- WHAT TO WORK ON: Rewrite the listing below, changing "sidebar-item-label" to "nav-item-label" everywhere and keeping everything else the same. Leave out the pictures.

━━━━━━━━━━

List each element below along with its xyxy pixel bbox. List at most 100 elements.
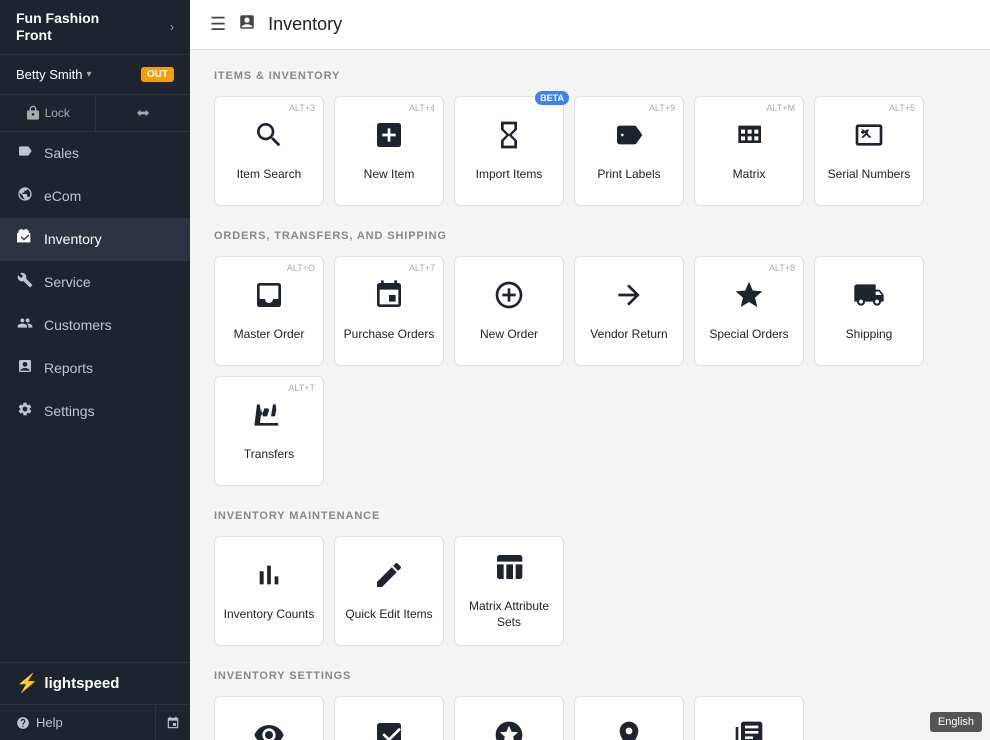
tile-master-order[interactable]: ALT+O Master Order [214, 256, 324, 366]
tile-settings-5[interactable]: Categories [694, 696, 804, 740]
tile-import-items[interactable]: BETA Import Items [454, 96, 564, 206]
tile-label: Inventory Counts [224, 607, 315, 623]
section-inventory-maintenance: INVENTORY MAINTENANCE Inventory Counts Q… [214, 510, 966, 646]
settings5-icon [733, 719, 765, 740]
sidebar-item-ecom[interactable]: eCom [0, 175, 190, 218]
sidebar-item-inventory[interactable]: Inventory [0, 218, 190, 261]
help-label: Help [36, 715, 63, 730]
user-chevron-icon: ▾ [86, 69, 91, 80]
tile-special-orders[interactable]: ALT+8 Special Orders [694, 256, 804, 366]
plus-icon [373, 119, 405, 159]
import-icon [493, 119, 525, 159]
matrix-icon [733, 119, 765, 159]
tile-label: Print Labels [597, 167, 660, 183]
search-icon [253, 119, 285, 159]
brand-arrow-icon: › [170, 20, 174, 34]
section-orders: ORDERS, TRANSFERS, AND SHIPPING ALT+O Ma… [214, 230, 966, 486]
section-items-inventory: ITEMS & INVENTORY ALT+3 Item Search ALT+… [214, 70, 966, 206]
sidebar-brand[interactable]: Fun Fashion Front › [0, 0, 190, 55]
tile-settings-3[interactable]: Preferences [454, 696, 564, 740]
sidebar-nav: Sales eCom Inventory Service [0, 132, 190, 662]
tile-vendor-return[interactable]: Vendor Return [574, 256, 684, 366]
menu-icon[interactable]: ☰ [210, 14, 226, 35]
tiles-items-inventory: ALT+3 Item Search ALT+4 New Item BET [214, 96, 966, 206]
sidebar-item-sales[interactable]: Sales [0, 132, 190, 175]
sidebar-bottom: ⚡ lightspeed [0, 662, 190, 704]
logo-text: lightspeed [44, 675, 119, 692]
sidebar-item-label: Service [44, 274, 91, 290]
shortcut-label: ALT+3 [289, 103, 315, 113]
tile-transfers[interactable]: ALT+T Transfers [214, 376, 324, 486]
wrench-icon [16, 272, 34, 293]
tile-label: Master Order [234, 327, 305, 343]
tile-settings-4[interactable]: Locations [574, 696, 684, 740]
inventory-topbar-icon [238, 13, 256, 36]
tile-label: Special Orders [709, 327, 788, 343]
help-button[interactable]: Help [0, 705, 155, 740]
tile-settings-2[interactable]: Settings [334, 696, 444, 740]
terminal-icon [853, 119, 885, 159]
barchart-icon [253, 559, 285, 599]
tile-new-item[interactable]: ALT+4 New Item [334, 96, 444, 206]
pin-button[interactable] [155, 705, 190, 740]
sidebar-item-label: Inventory [44, 231, 102, 247]
lightspeed-logo: ⚡ lightspeed [16, 673, 119, 694]
tile-inventory-counts[interactable]: Inventory Counts [214, 536, 324, 646]
tile-label: Purchase Orders [344, 327, 435, 343]
tile-print-labels[interactable]: ALT+9 Print Labels [574, 96, 684, 206]
transfer-button[interactable] [96, 95, 191, 131]
tile-matrix[interactable]: ALT+M Matrix [694, 96, 804, 206]
user-profile[interactable]: Betty Smith ▾ OUT [0, 55, 190, 95]
star-icon [733, 279, 765, 319]
table-icon [493, 551, 525, 591]
tile-settings-1[interactable]: Visibility [214, 696, 324, 740]
tile-quick-edit-items[interactable]: Quick Edit Items [334, 536, 444, 646]
globe-icon [16, 186, 34, 207]
lock-label: Lock [45, 106, 70, 120]
sidebar-item-customers[interactable]: Customers [0, 304, 190, 347]
shortcut-label: ALT+O [287, 263, 315, 273]
settings4-icon [613, 719, 645, 740]
tile-label: Quick Edit Items [345, 607, 432, 623]
sidebar-actions: Lock [0, 95, 190, 132]
inbox-icon [253, 279, 285, 319]
settings2-icon [373, 719, 405, 740]
tile-item-search[interactable]: ALT+3 Item Search [214, 96, 324, 206]
tile-label: Vendor Return [590, 327, 667, 343]
page-title: Inventory [268, 14, 342, 35]
tile-purchase-orders[interactable]: ALT+7 Purchase Orders [334, 256, 444, 366]
tile-label: Serial Numbers [828, 167, 911, 183]
tile-shipping[interactable]: Shipping [814, 256, 924, 366]
cart-icon [373, 279, 405, 319]
tiles-orders: ALT+O Master Order ALT+7 Purchase Orders [214, 256, 966, 486]
shortcut-label: ALT+5 [889, 103, 915, 113]
tiles-maintenance: Inventory Counts Quick Edit Items Matrix… [214, 536, 966, 646]
sidebar-item-reports[interactable]: Reports [0, 347, 190, 390]
shortcut-label: ALT+8 [769, 263, 795, 273]
tile-label: New Item [364, 167, 415, 183]
sidebar-item-label: eCom [44, 188, 81, 204]
box-icon [16, 229, 34, 250]
tile-new-order[interactable]: New Order [454, 256, 564, 366]
sidebar-item-label: Sales [44, 145, 79, 161]
tile-label: Import Items [476, 167, 543, 183]
flame-icon: ⚡ [16, 673, 38, 694]
language-badge[interactable]: English [930, 712, 982, 732]
sidebar-item-settings[interactable]: Settings [0, 390, 190, 433]
tile-serial-numbers[interactable]: ALT+5 Serial Numbers [814, 96, 924, 206]
shortcut-label: ALT+7 [409, 263, 435, 273]
sidebar-item-label: Reports [44, 360, 93, 376]
sidebar-item-service[interactable]: Service [0, 261, 190, 304]
tag-icon [16, 143, 34, 164]
settings3-icon [493, 719, 525, 740]
beta-badge: BETA [535, 91, 569, 105]
tile-matrix-attribute-sets[interactable]: Matrix Attribute Sets [454, 536, 564, 646]
shortcut-label: ALT+9 [649, 103, 675, 113]
sidebar-item-label: Settings [44, 403, 95, 419]
user-name: Betty Smith ▾ [16, 67, 92, 82]
section-title: ITEMS & INVENTORY [214, 70, 966, 82]
main-content: ☰ Inventory ITEMS & INVENTORY ALT+3 Item… [190, 0, 990, 740]
brand-name: Fun Fashion Front [16, 10, 99, 44]
tile-label: Matrix [733, 167, 766, 183]
lock-button[interactable]: Lock [0, 95, 96, 131]
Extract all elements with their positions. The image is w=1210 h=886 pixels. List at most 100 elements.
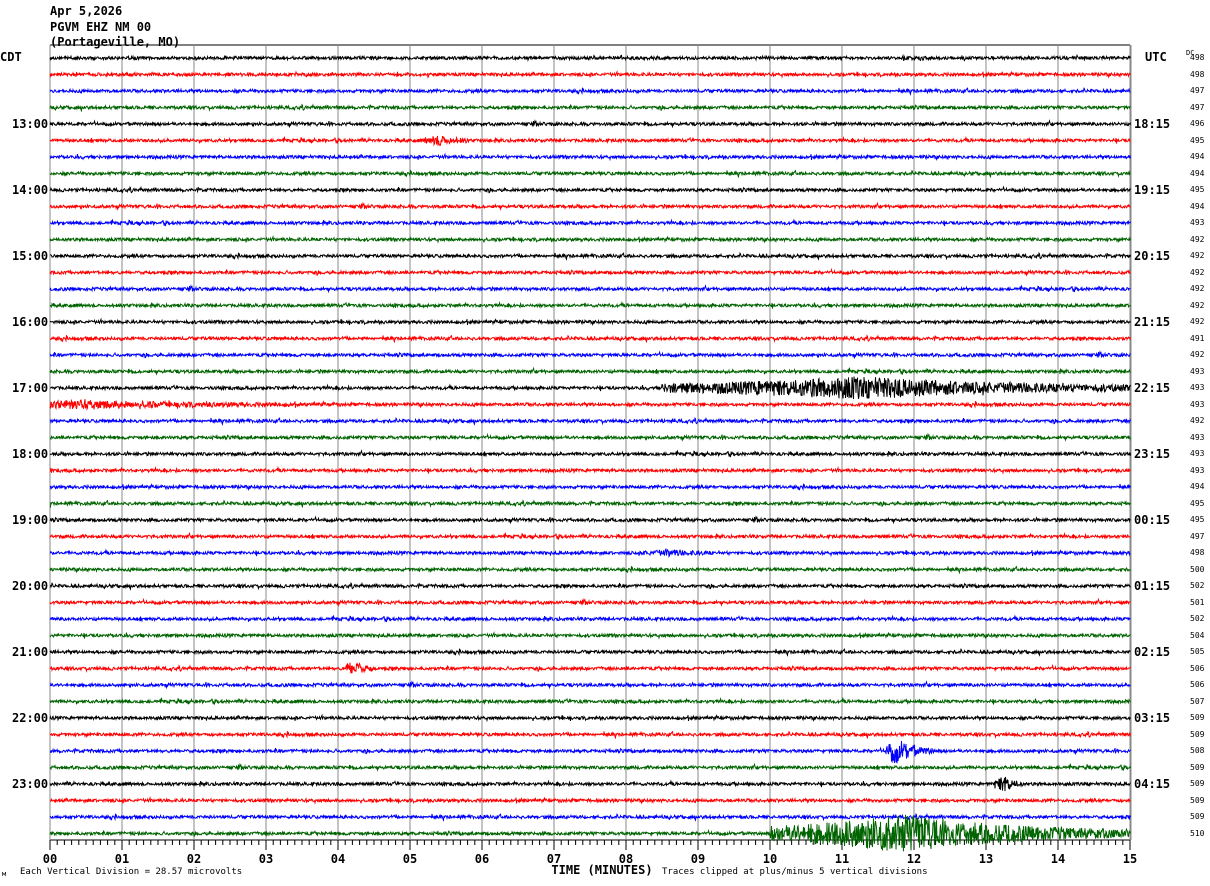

━━━━━━━━━━

- EXERCISE ANSWER:
List each element below along with its xyxy pixel bbox. List at most 100 elements.
tile-master-order[interactable]: ALT+O Master Order [214, 256, 324, 366]
tile-settings-5[interactable]: Categories [694, 696, 804, 740]
tile-import-items[interactable]: BETA Import Items [454, 96, 564, 206]
tile-label: Inventory Counts [224, 607, 315, 623]
section-inventory-maintenance: INVENTORY MAINTENANCE Inventory Counts Q… [214, 510, 966, 646]
settings5-icon [733, 719, 765, 740]
sidebar-item-ecom[interactable]: eCom [0, 175, 190, 218]
sidebar-item-inventory[interactable]: Inventory [0, 218, 190, 261]
help-label: Help [36, 715, 63, 730]
user-chevron-icon: ▾ [86, 69, 91, 80]
tile-special-orders[interactable]: ALT+8 Special Orders [694, 256, 804, 366]
plus-icon [373, 119, 405, 159]
import-icon [493, 119, 525, 159]
matrix-icon [733, 119, 765, 159]
tile-label: Print Labels [597, 167, 660, 183]
search-icon [253, 119, 285, 159]
brand-arrow-icon: › [170, 20, 174, 34]
section-orders: ORDERS, TRANSFERS, AND SHIPPING ALT+O Ma… [214, 230, 966, 486]
section-items-inventory: ITEMS & INVENTORY ALT+3 Item Search ALT+… [214, 70, 966, 206]
sidebar-brand[interactable]: Fun Fashion Front › [0, 0, 190, 55]
tile-settings-3[interactable]: Preferences [454, 696, 564, 740]
sidebar-nav: Sales eCom Inventory Service [0, 132, 190, 662]
tile-vendor-return[interactable]: Vendor Return [574, 256, 684, 366]
menu-icon[interactable]: ☰ [210, 14, 226, 35]
tiles-items-inventory: ALT+3 Item Search ALT+4 New Item BET [214, 96, 966, 206]
sidebar-item-sales[interactable]: Sales [0, 132, 190, 175]
sidebar-bottom: ⚡ lightspeed [0, 662, 190, 704]
logo-text: lightspeed [44, 675, 119, 692]
nav-item-label: Service [44, 274, 91, 290]
shortcut-label: ALT+3 [289, 103, 315, 113]
tile-transfers[interactable]: ALT+T Transfers [214, 376, 324, 486]
wrench-icon [16, 272, 34, 293]
tile-label: Master Order [234, 327, 305, 343]
tile-settings-4[interactable]: Locations [574, 696, 684, 740]
inventory-topbar-icon [238, 13, 256, 36]
tile-label: Special Orders [709, 327, 788, 343]
help-button[interactable]: Help [0, 705, 155, 740]
tile-settings-2[interactable]: Settings [334, 696, 444, 740]
terminal-icon [853, 119, 885, 159]
barchart-icon [253, 559, 285, 599]
tile-new-item[interactable]: ALT+4 New Item [334, 96, 444, 206]
pin-button[interactable] [155, 705, 190, 740]
nav-item-label: Inventory [44, 231, 102, 247]
lightspeed-logo: ⚡ lightspeed [16, 673, 119, 694]
tile-inventory-counts[interactable]: Inventory Counts [214, 536, 324, 646]
tile-label: Purchase Orders [344, 327, 435, 343]
tile-print-labels[interactable]: ALT+9 Print Labels [574, 96, 684, 206]
transfer-button[interactable] [96, 95, 191, 131]
tile-matrix[interactable]: ALT+M Matrix [694, 96, 804, 206]
user-profile[interactable]: Betty Smith ▾ OUT [0, 55, 190, 95]
star-icon [733, 279, 765, 319]
table-icon [493, 551, 525, 591]
tile-settings-1[interactable]: Visibility [214, 696, 324, 740]
tile-quick-edit-items[interactable]: Quick Edit Items [334, 536, 444, 646]
globe-icon [16, 186, 34, 207]
lock-label: Lock [45, 106, 70, 120]
sidebar-item-customers[interactable]: Customers [0, 304, 190, 347]
shortcut-label: ALT+O [287, 263, 315, 273]
settings4-icon [613, 719, 645, 740]
tile-label: Quick Edit Items [345, 607, 432, 623]
sidebar-actions: Lock [0, 95, 190, 132]
inbox-icon [253, 279, 285, 319]
settings2-icon [373, 719, 405, 740]
tile-item-search[interactable]: ALT+3 Item Search [214, 96, 324, 206]
tile-label: Vendor Return [590, 327, 667, 343]
page-title: Inventory [268, 14, 342, 35]
tile-purchase-orders[interactable]: ALT+7 Purchase Orders [334, 256, 444, 366]
tile-label: Serial Numbers [828, 167, 911, 183]
tile-shipping[interactable]: Shipping [814, 256, 924, 366]
cart-icon [373, 279, 405, 319]
tiles-orders: ALT+O Master Order ALT+7 Purchase Orders [214, 256, 966, 486]
shortcut-label: ALT+5 [889, 103, 915, 113]
tiles-maintenance: Inventory Counts Quick Edit Items Matrix… [214, 536, 966, 646]
sidebar-item-reports[interactable]: Reports [0, 347, 190, 390]
shortcut-label: ALT+8 [769, 263, 795, 273]
tile-label: New Item [364, 167, 415, 183]
nav-item-label: eCom [44, 188, 81, 204]
box-icon [16, 229, 34, 250]
tile-new-order[interactable]: New Order [454, 256, 564, 366]
nav-item-label: Sales [44, 145, 79, 161]
tile-label: Import Items [476, 167, 543, 183]
flame-icon: ⚡ [16, 673, 38, 694]
language-badge[interactable]: English [930, 712, 982, 732]
sidebar-item-settings[interactable]: Settings [0, 390, 190, 433]
tile-serial-numbers[interactable]: ALT+5 Serial Numbers [814, 96, 924, 206]
shortcut-label: ALT+7 [409, 263, 435, 273]
nav-item-label: Reports [44, 360, 93, 376]
sidebar-item-service[interactable]: Service [0, 261, 190, 304]
tag-icon [16, 143, 34, 164]
settings3-icon [493, 719, 525, 740]
beta-badge: BETA [535, 91, 569, 105]
tile-matrix-attribute-sets[interactable]: Matrix Attribute Sets [454, 536, 564, 646]
shortcut-label: ALT+9 [649, 103, 675, 113]
nav-item-label: Settings [44, 403, 95, 419]
user-name: Betty Smith ▾ [16, 67, 92, 82]
section-title: ITEMS & INVENTORY [214, 70, 966, 82]
main-content: ☰ Inventory ITEMS & INVENTORY ALT+3 Item… [190, 0, 990, 740]
brand-name: Fun Fashion Front [16, 10, 99, 44]
tile-label: Matrix [733, 167, 766, 183]
lock-button[interactable]: Lock [0, 95, 96, 131]
Extract all elements with their positions. The image is w=1210 h=886 pixels. List at most 100 elements.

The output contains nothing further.